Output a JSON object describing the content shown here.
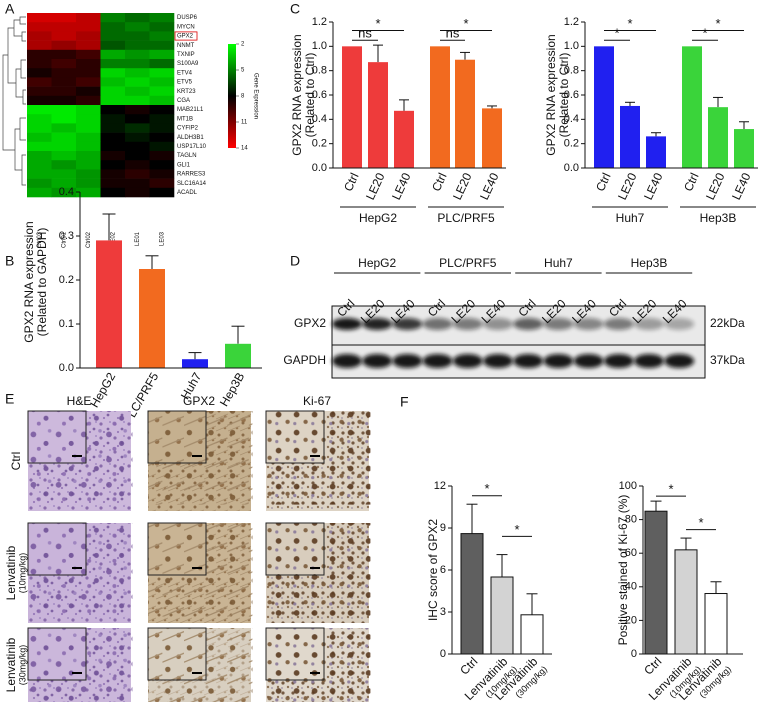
{
  "panel_labels": [
    "A",
    "B",
    "C",
    "D",
    "E",
    "F"
  ],
  "chart_data": [
    {
      "type": "heatmap",
      "x": [
        "Ctrl03",
        "Ctrl01",
        "Ctrl02",
        "LE02",
        "LE01",
        "LE03"
      ],
      "y": [
        "DUSP6",
        "MYCN",
        "GPX2",
        "NNMT",
        "TXNIP",
        "S100A9",
        "ETV4",
        "ETV5",
        "KRT23",
        "CGA",
        "MAB21L1",
        "MT1B",
        "CYFIP2",
        "ALDH3B1",
        "USP17L10",
        "TAGLN",
        "GLI1",
        "RARRES3",
        "SLC16A14",
        "ACADL"
      ],
      "values": [
        [
          13,
          13,
          12.5,
          5,
          5.5,
          5
        ],
        [
          12.5,
          12.5,
          12.5,
          5.5,
          5,
          5.5
        ],
        [
          12,
          12.5,
          12,
          5.5,
          5.5,
          5
        ],
        [
          12,
          11.5,
          12,
          6,
          5.5,
          5.5
        ],
        [
          9,
          9,
          9.5,
          4,
          4.5,
          4
        ],
        [
          9,
          9.5,
          9,
          5,
          5,
          5.5
        ],
        [
          8.5,
          9,
          9,
          3,
          3.5,
          3
        ],
        [
          9.5,
          9,
          9.5,
          3.5,
          3,
          3.5
        ],
        [
          9,
          9,
          8.5,
          3,
          3.5,
          3
        ],
        [
          8.5,
          8.5,
          9,
          3,
          3,
          3.5
        ],
        [
          2.5,
          2.5,
          3,
          8,
          8.5,
          8
        ],
        [
          3,
          2.5,
          3,
          7.5,
          8,
          7.5
        ],
        [
          3,
          3.5,
          3,
          7.5,
          7,
          7.5
        ],
        [
          3.5,
          3,
          3.5,
          8,
          7.5,
          8
        ],
        [
          3,
          3,
          3.5,
          8,
          8,
          7.5
        ],
        [
          4,
          3.5,
          4,
          8.5,
          8,
          8.5
        ],
        [
          4,
          4.5,
          4,
          8,
          8.5,
          8
        ],
        [
          4,
          4,
          4.5,
          8.5,
          9,
          8.5
        ],
        [
          4.5,
          4,
          4.5,
          8.5,
          8.5,
          9
        ],
        [
          4,
          4.5,
          4,
          8,
          8.5,
          8
        ]
      ],
      "clim": [
        2,
        14
      ],
      "cticks": [
        2,
        5,
        8,
        11,
        14
      ],
      "colorbar_label": "Gene Expression"
    },
    {
      "type": "grouped-bar",
      "ylabel": [
        "GPX2 RNA expression",
        "(Related to Ctrl)"
      ],
      "ylim": [
        0,
        1.2
      ],
      "yticks": [
        {
          "value": 0,
          "label": "0.0"
        },
        0.2,
        0.4,
        0.6,
        0.8,
        {
          "value": 1,
          "label": "1.0"
        },
        1.2
      ],
      "groups": [
        {
          "name": "HepG2",
          "color": "#ee3b3b",
          "categories": [
            "Ctrl",
            "LE20",
            "LE40"
          ],
          "values": [
            1,
            0.87,
            0.47
          ],
          "errors": [
            null,
            0.14,
            0.09
          ]
        },
        {
          "name": "PLC/PRF5",
          "color": "#f26a1f",
          "categories": [
            "Ctrl",
            "LE20",
            "LE40"
          ],
          "values": [
            1,
            0.89,
            0.49
          ],
          "errors": [
            null,
            0.06,
            0.02
          ]
        }
      ],
      "annotations": [
        "*",
        "ns",
        "*",
        "ns"
      ]
    },
    {
      "type": "grouped-bar",
      "ylabel": [
        "GPX2 RNA expression",
        "(Related to Ctrl)"
      ],
      "ylim": [
        0,
        1.2
      ],
      "yticks": [
        {
          "value": 0,
          "label": "0.0"
        },
        0.2,
        0.4,
        0.6,
        0.8,
        {
          "value": 1,
          "label": "1.0"
        },
        1.2
      ],
      "groups": [
        {
          "name": "Huh7",
          "color": "#2020f0",
          "categories": [
            "Ctrl",
            "LE20",
            "LE40"
          ],
          "values": [
            1,
            0.51,
            0.26
          ],
          "errors": [
            null,
            0.03,
            0.03
          ]
        },
        {
          "name": "Hep3B",
          "color": "#3ad43a",
          "categories": [
            "Ctrl",
            "LE20",
            "LE40"
          ],
          "values": [
            1,
            0.5,
            0.32
          ],
          "errors": [
            null,
            0.08,
            0.06
          ]
        }
      ],
      "annotations": [
        "*",
        "*",
        "*",
        "*"
      ]
    },
    {
      "type": "bar",
      "ylabel": [
        "GPX2 RNA expression",
        "(Related to GAPDH)"
      ],
      "ylim": [
        0,
        0.4
      ],
      "yticks": [
        {
          "value": 0,
          "label": "0.0"
        },
        0.1,
        0.2,
        0.3,
        0.4
      ],
      "categories": [
        "HepG2",
        "PLC/PRF5",
        "Huh7",
        "Hep3B"
      ],
      "values": [
        0.29,
        0.225,
        0.02,
        0.055
      ],
      "errors": [
        0.06,
        0.03,
        0.015,
        0.04
      ],
      "colors": [
        "#ee3b3b",
        "#f26a1f",
        "#2020f0",
        "#3ad43a"
      ]
    },
    {
      "type": "bar",
      "ylabel": [
        "IHC score of GPX2"
      ],
      "ylim": [
        0,
        12
      ],
      "yticks": [
        0,
        3,
        6,
        9,
        12
      ],
      "categories": [
        "Ctrl",
        "Lenvatinib",
        "Lenvatinib"
      ],
      "sublabels": [
        null,
        "(10mg/kg)",
        "(30mg/kg)"
      ],
      "values": [
        8.6,
        5.5,
        2.8
      ],
      "errors": [
        2.1,
        1.6,
        1.5
      ],
      "colors": [
        "#5f5f5f",
        "#d3d3d3",
        "#ffffff"
      ],
      "annotations": [
        "*",
        "*"
      ]
    },
    {
      "type": "bar",
      "ylabel": [
        "Positive stained of Ki-67 (%)"
      ],
      "ylim": [
        0,
        100
      ],
      "yticks": [
        0,
        20,
        40,
        60,
        80,
        100
      ],
      "categories": [
        "Ctrl",
        "Lenvatinib",
        "Lenvatinib"
      ],
      "sublabels": [
        null,
        "(10mg/kg)",
        "(30mg/kg)"
      ],
      "values": [
        85,
        62,
        36
      ],
      "errors": [
        6,
        7,
        7
      ],
      "colors": [
        "#5f5f5f",
        "#d3d3d3",
        "#ffffff"
      ],
      "annotations": [
        "*",
        "*"
      ]
    }
  ],
  "blot": {
    "groups": [
      "HepG2",
      "PLC/PRF5",
      "Huh7",
      "Hep3B"
    ],
    "lanes": [
      "Ctrl",
      "LE20",
      "LE40"
    ],
    "rows": [
      {
        "protein": "GPX2",
        "size": "22kDa"
      },
      {
        "protein": "GAPDH",
        "size": "37kDa"
      }
    ]
  },
  "histology": {
    "columns": [
      "H&E",
      "GPX2",
      "Ki-67"
    ],
    "rows": [
      {
        "label": "Ctrl"
      },
      {
        "label": "Lenvatinib",
        "dose": "(10mg/kg)"
      },
      {
        "label": "Lenvatinib",
        "dose": "(30mg/kg)"
      }
    ]
  }
}
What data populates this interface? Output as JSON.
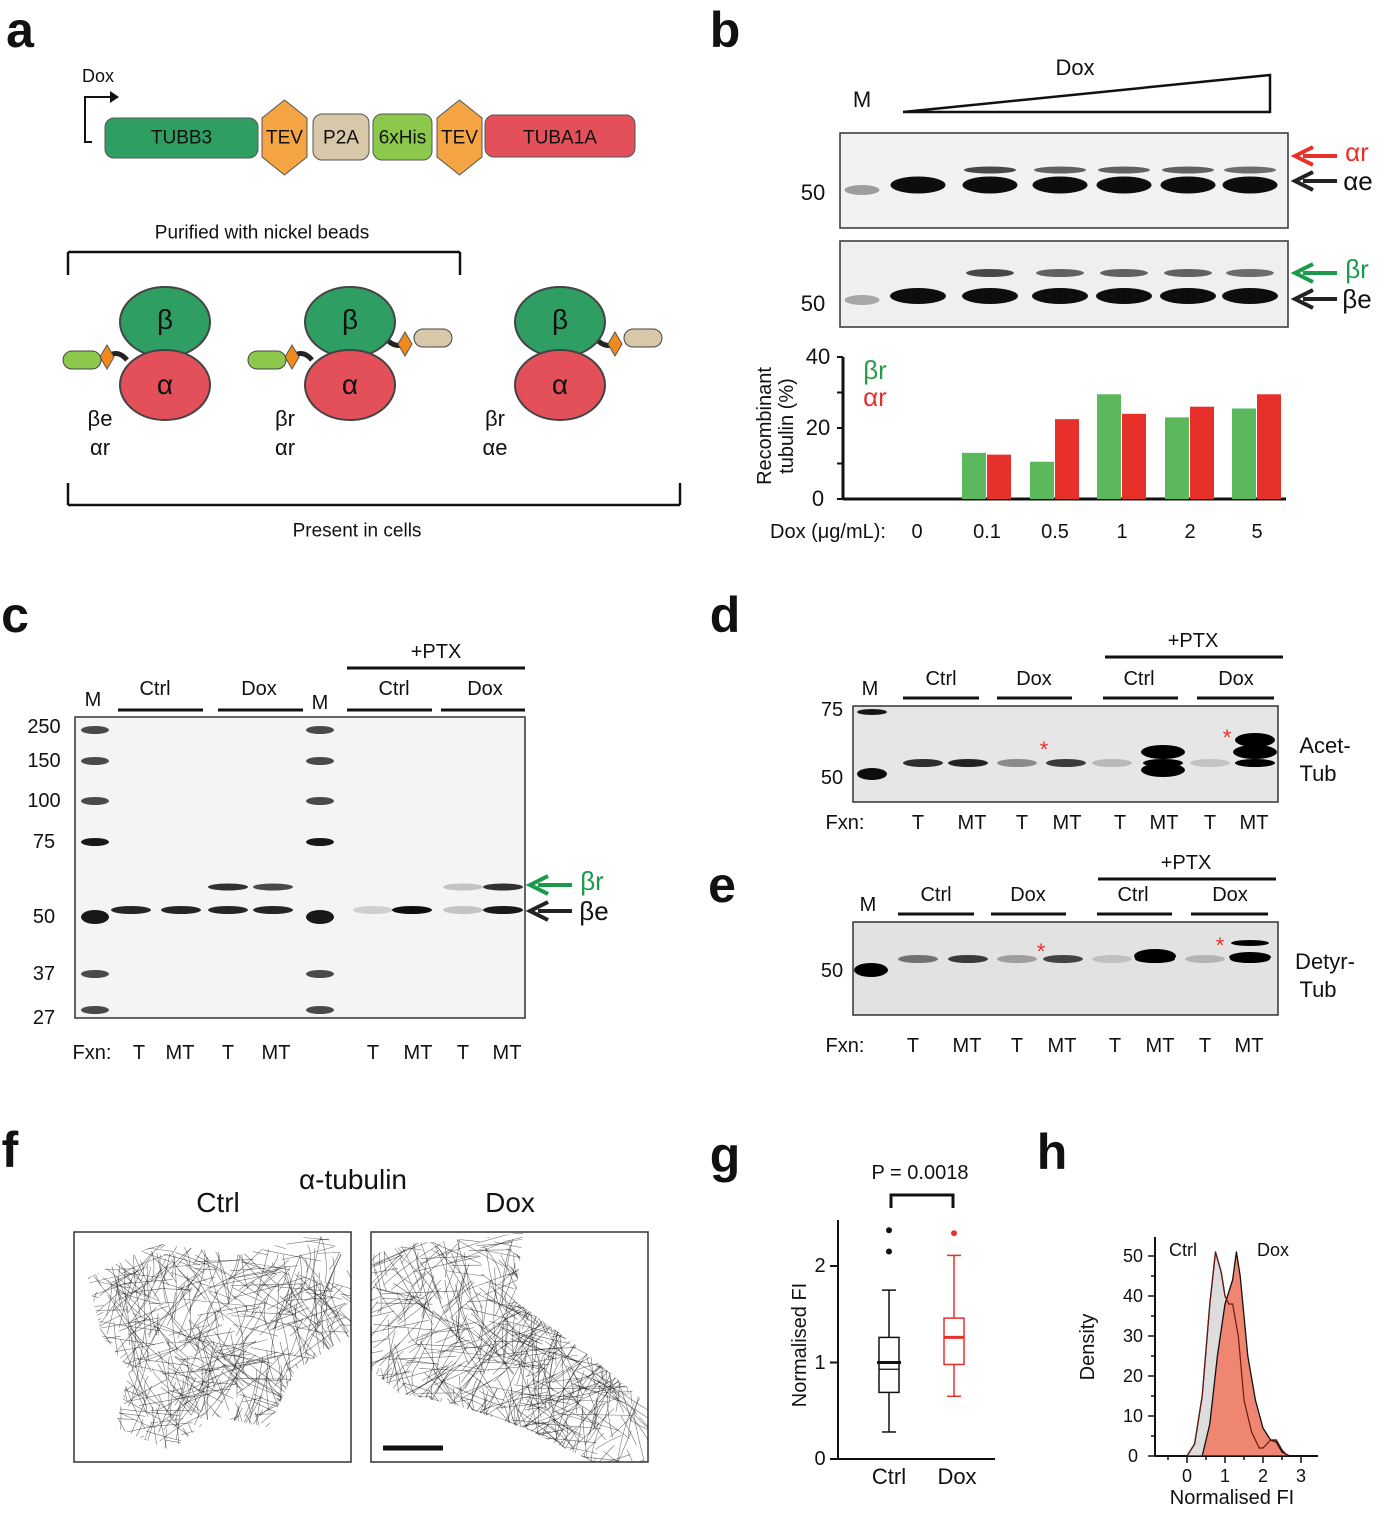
{
  "panel_labels": {
    "a": "a",
    "b": "b",
    "c": "c",
    "d": "d",
    "e": "e",
    "f": "f",
    "g": "g",
    "h": "h"
  },
  "a": {
    "dox": "Dox",
    "construct": [
      "TUBB3",
      "TEV",
      "P2A",
      "6xHis",
      "TEV",
      "TUBA1A"
    ],
    "construct_colors": [
      "#2e9e62",
      "#f5a443",
      "#d8c7a8",
      "#8cc84b",
      "#f5a443",
      "#e4505a"
    ],
    "purified": "Purified with nickel beads",
    "present": "Present in cells",
    "beta": "β",
    "alpha": "α",
    "complexes": [
      [
        "βe",
        "αr"
      ],
      [
        "βr",
        "αr"
      ],
      [
        "βr",
        "αe"
      ]
    ]
  },
  "b": {
    "dox": "Dox",
    "marker": "M",
    "mw": [
      "50",
      "50"
    ],
    "arrows": {
      "ar": "αr",
      "ae": "αe",
      "br": "βr",
      "be": "βe"
    },
    "chart_data": {
      "type": "bar",
      "xlabel": "Dox (μg/mL):",
      "ylabel": "Recombinant tubulin (%)",
      "categories": [
        "0",
        "0.1",
        "0.5",
        "1",
        "2",
        "5"
      ],
      "series": [
        {
          "name": "βr",
          "color": "#5cb85c",
          "values": [
            0,
            13,
            10.5,
            29.5,
            23,
            25.5
          ]
        },
        {
          "name": "αr",
          "color": "#e8302a",
          "values": [
            0,
            12.5,
            22.5,
            24,
            26,
            29.5
          ]
        }
      ],
      "ylim": [
        0,
        40
      ],
      "yticks": [
        "0",
        "20",
        "40"
      ],
      "legend": "top-left",
      "grid": false
    }
  },
  "c": {
    "headers": {
      "m1": "M",
      "ctrl": "Ctrl",
      "dox": "Dox",
      "m2": "M",
      "ptx": "+PTX",
      "ctrl2": "Ctrl",
      "dox2": "Dox"
    },
    "mw": [
      "250",
      "150",
      "100",
      "75",
      "50",
      "37",
      "27"
    ],
    "fxn": "Fxn:",
    "lanes": [
      "T",
      "MT",
      "T",
      "MT",
      "T",
      "MT",
      "T",
      "MT"
    ],
    "arrows": {
      "br": "βr",
      "be": "βe"
    }
  },
  "d": {
    "headers": {
      "m": "M",
      "ctrl": "Ctrl",
      "dox": "Dox",
      "ptx": "+PTX",
      "ctrl2": "Ctrl",
      "dox2": "Dox"
    },
    "mw": [
      "75",
      "50"
    ],
    "fxn": "Fxn:",
    "lanes": [
      "T",
      "MT",
      "T",
      "MT",
      "T",
      "MT",
      "T",
      "MT"
    ],
    "label": [
      "Acet-",
      "Tub"
    ],
    "asterisk": "*"
  },
  "e": {
    "headers": {
      "m": "M",
      "ctrl": "Ctrl",
      "dox": "Dox",
      "ptx": "+PTX",
      "ctrl2": "Ctrl",
      "dox2": "Dox"
    },
    "mw": [
      "50"
    ],
    "fxn": "Fxn:",
    "lanes": [
      "T",
      "MT",
      "T",
      "MT",
      "T",
      "MT",
      "T",
      "MT"
    ],
    "label": [
      "Detyr-",
      "Tub"
    ],
    "asterisk": "*"
  },
  "f": {
    "title": "α-tubulin",
    "ctrl": "Ctrl",
    "dox": "Dox"
  },
  "g": {
    "p_value": "P = 0.0018",
    "chart_data": {
      "type": "box",
      "ylabel": "Normalised FI",
      "categories": [
        "Ctrl",
        "Dox"
      ],
      "ylim": [
        0,
        2.5
      ],
      "yticks": [
        "0",
        "1",
        "2"
      ],
      "boxes": [
        {
          "name": "Ctrl",
          "color": "#111111",
          "min": 0.28,
          "q1": 0.69,
          "median": 0.93,
          "mean": 1.0,
          "q3": 1.26,
          "max": 1.75,
          "outliers": [
            2.15,
            2.37
          ]
        },
        {
          "name": "Dox",
          "color": "#e8302a",
          "min": 0.65,
          "q1": 0.98,
          "median": 1.26,
          "q3": 1.46,
          "max": 2.11,
          "outliers": [
            2.34
          ]
        }
      ]
    }
  },
  "h": {
    "chart_data": {
      "type": "area",
      "xlabel": "Normalised FI",
      "ylabel": "Density",
      "xlim": [
        -0.8,
        3.5
      ],
      "ylim": [
        0,
        55
      ],
      "xticks": [
        "0",
        "1",
        "2",
        "3"
      ],
      "yticks": [
        "0",
        "10",
        "20",
        "30",
        "40",
        "50"
      ],
      "series": [
        {
          "name": "Ctrl",
          "color": "#dddddd",
          "x": [
            0,
            0.2,
            0.4,
            0.6,
            0.75,
            0.9,
            1.0,
            1.1,
            1.2,
            1.35,
            1.5,
            1.7,
            1.9,
            2.0,
            2.2,
            2.35,
            2.5,
            2.65
          ],
          "y": [
            0,
            3,
            15,
            38,
            51,
            46,
            40,
            38,
            38,
            30,
            14,
            6,
            2,
            2,
            4,
            4,
            1.5,
            0
          ]
        },
        {
          "name": "Dox",
          "color": "#ee8672",
          "x": [
            0.4,
            0.6,
            0.8,
            1.0,
            1.2,
            1.3,
            1.4,
            1.6,
            1.8,
            2.0,
            2.2,
            2.35,
            2.5,
            2.7
          ],
          "y": [
            0,
            8,
            25,
            38,
            44,
            51,
            45,
            25,
            14,
            7,
            4,
            3.5,
            1,
            0
          ]
        }
      ]
    }
  }
}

● ● ● ● ● ● ●

_The problem:_ Starting from the records above, copy each line where the string "JSON" is found.

_Exercise response:_
Output a JSON object describing the content shown here.
What data populates this interface? Output as JSON.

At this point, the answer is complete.